■ Exercise goal
Without the pictures, can you quote each line below exactly?

■ Dataset
:::

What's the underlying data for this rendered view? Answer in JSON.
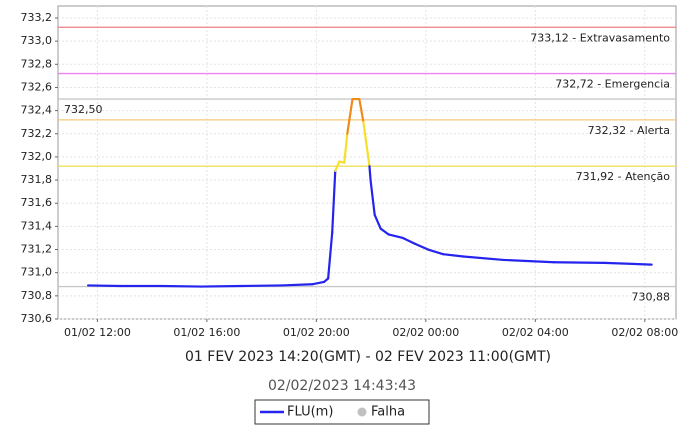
{
  "chart_data": {
    "type": "line",
    "subtitle": "01 FEV 2023 14:20(GMT) - 02 FEV 2023 11:00(GMT)",
    "timestamp": "02/02/2023 14:43:43",
    "xlim": [
      10.56,
      33.14
    ],
    "xticks": [
      {
        "value": 12,
        "label": "01/02 12:00"
      },
      {
        "value": 16,
        "label": "01/02 16:00"
      },
      {
        "value": 20,
        "label": "01/02 20:00"
      },
      {
        "value": 24,
        "label": "02/02 00:00"
      },
      {
        "value": 28,
        "label": "02/02 04:00"
      },
      {
        "value": 32,
        "label": "02/02 08:00"
      }
    ],
    "ylim": [
      730.6,
      733.2
    ],
    "yticks": [
      {
        "value": 730.6,
        "label": "730,6"
      },
      {
        "value": 730.8,
        "label": "730,8"
      },
      {
        "value": 731.0,
        "label": "731,0"
      },
      {
        "value": 731.2,
        "label": "731,2"
      },
      {
        "value": 731.4,
        "label": "731,4"
      },
      {
        "value": 731.6,
        "label": "731,6"
      },
      {
        "value": 731.8,
        "label": "731,8"
      },
      {
        "value": 732.0,
        "label": "732,0"
      },
      {
        "value": 732.2,
        "label": "732,2"
      },
      {
        "value": 732.4,
        "label": "732,4"
      },
      {
        "value": 732.6,
        "label": "732,6"
      },
      {
        "value": 732.8,
        "label": "732,8"
      },
      {
        "value": 733.0,
        "label": "733,0"
      },
      {
        "value": 733.2,
        "label": "733,2"
      }
    ],
    "grid": true,
    "thresholds": [
      {
        "value": 733.12,
        "label": "733,12 - Extravasamento",
        "color": "#f08080",
        "side": "right"
      },
      {
        "value": 732.72,
        "label": "732,72 - Emergencia",
        "color": "#ee82ee",
        "side": "right"
      },
      {
        "value": 732.5,
        "label": "732,50",
        "color": "#c8c8c8",
        "side": "left"
      },
      {
        "value": 732.32,
        "label": "732,32 - Alerta",
        "color": "#f5c87a",
        "side": "right"
      },
      {
        "value": 731.92,
        "label": "731,92 - Atenção",
        "color": "#ece060",
        "side": "right"
      },
      {
        "value": 730.88,
        "label": "730,88",
        "color": "#c8c8c8",
        "side": "right"
      }
    ],
    "series": [
      {
        "name": "FLU(m)",
        "color": "#2424ee",
        "x": [
          11.66,
          12.84,
          14.32,
          15.79,
          17.26,
          18.74,
          19.84,
          20.28,
          20.43,
          20.58,
          20.69,
          20.84,
          21.02,
          21.13,
          21.32,
          21.57,
          21.72,
          21.94,
          21.98,
          22.13,
          22.35,
          22.64,
          23.16,
          23.6,
          24.08,
          24.63,
          25.37,
          26.84,
          28.68,
          30.52,
          32.25
        ],
        "values": [
          730.89,
          730.885,
          730.885,
          730.88,
          730.885,
          730.89,
          730.9,
          730.92,
          730.95,
          731.35,
          731.88,
          731.96,
          731.95,
          732.2,
          732.5,
          732.5,
          732.3,
          731.92,
          731.8,
          731.5,
          731.38,
          731.33,
          731.3,
          731.25,
          731.2,
          731.16,
          731.14,
          731.11,
          731.09,
          731.085,
          731.07
        ]
      }
    ],
    "segment_colors": {
      "above_alert": "#f08a1c",
      "above_attention": "#f5df2a"
    },
    "failure_legend": {
      "name": "Falha",
      "color": "#c0c0c0"
    }
  }
}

:::

■ Written response
What's the underlying data for this rendered view? Answer in JSON.
{
  "chart_data": {
    "type": "line",
    "subtitle": "01 FEV 2023 14:20(GMT) - 02 FEV 2023 11:00(GMT)",
    "timestamp": "02/02/2023 14:43:43",
    "xlim": [
      10.56,
      33.14
    ],
    "xticks": [
      {
        "value": 12,
        "label": "01/02 12:00"
      },
      {
        "value": 16,
        "label": "01/02 16:00"
      },
      {
        "value": 20,
        "label": "01/02 20:00"
      },
      {
        "value": 24,
        "label": "02/02 00:00"
      },
      {
        "value": 28,
        "label": "02/02 04:00"
      },
      {
        "value": 32,
        "label": "02/02 08:00"
      }
    ],
    "ylim": [
      730.6,
      733.2
    ],
    "yticks": [
      {
        "value": 730.6,
        "label": "730,6"
      },
      {
        "value": 730.8,
        "label": "730,8"
      },
      {
        "value": 731.0,
        "label": "731,0"
      },
      {
        "value": 731.2,
        "label": "731,2"
      },
      {
        "value": 731.4,
        "label": "731,4"
      },
      {
        "value": 731.6,
        "label": "731,6"
      },
      {
        "value": 731.8,
        "label": "731,8"
      },
      {
        "value": 732.0,
        "label": "732,0"
      },
      {
        "value": 732.2,
        "label": "732,2"
      },
      {
        "value": 732.4,
        "label": "732,4"
      },
      {
        "value": 732.6,
        "label": "732,6"
      },
      {
        "value": 732.8,
        "label": "732,8"
      },
      {
        "value": 733.0,
        "label": "733,0"
      },
      {
        "value": 733.2,
        "label": "733,2"
      }
    ],
    "grid": true,
    "thresholds": [
      {
        "value": 733.12,
        "label": "733,12 - Extravasamento",
        "color": "#f08080",
        "side": "right"
      },
      {
        "value": 732.72,
        "label": "732,72 - Emergencia",
        "color": "#ee82ee",
        "side": "right"
      },
      {
        "value": 732.5,
        "label": "732,50",
        "color": "#c8c8c8",
        "side": "left"
      },
      {
        "value": 732.32,
        "label": "732,32 - Alerta",
        "color": "#f5c87a",
        "side": "right"
      },
      {
        "value": 731.92,
        "label": "731,92 - Atenção",
        "color": "#ece060",
        "side": "right"
      },
      {
        "value": 730.88,
        "label": "730,88",
        "color": "#c8c8c8",
        "side": "right"
      }
    ],
    "series": [
      {
        "name": "FLU(m)",
        "color": "#2424ee",
        "x": [
          11.66,
          12.84,
          14.32,
          15.79,
          17.26,
          18.74,
          19.84,
          20.28,
          20.43,
          20.58,
          20.69,
          20.84,
          21.02,
          21.13,
          21.32,
          21.57,
          21.72,
          21.94,
          21.98,
          22.13,
          22.35,
          22.64,
          23.16,
          23.6,
          24.08,
          24.63,
          25.37,
          26.84,
          28.68,
          30.52,
          32.25
        ],
        "values": [
          730.89,
          730.885,
          730.885,
          730.88,
          730.885,
          730.89,
          730.9,
          730.92,
          730.95,
          731.35,
          731.88,
          731.96,
          731.95,
          732.2,
          732.5,
          732.5,
          732.3,
          731.92,
          731.8,
          731.5,
          731.38,
          731.33,
          731.3,
          731.25,
          731.2,
          731.16,
          731.14,
          731.11,
          731.09,
          731.085,
          731.07
        ]
      }
    ],
    "segment_colors": {
      "above_alert": "#f08a1c",
      "above_attention": "#f5df2a"
    },
    "failure_legend": {
      "name": "Falha",
      "color": "#c0c0c0"
    }
  }
}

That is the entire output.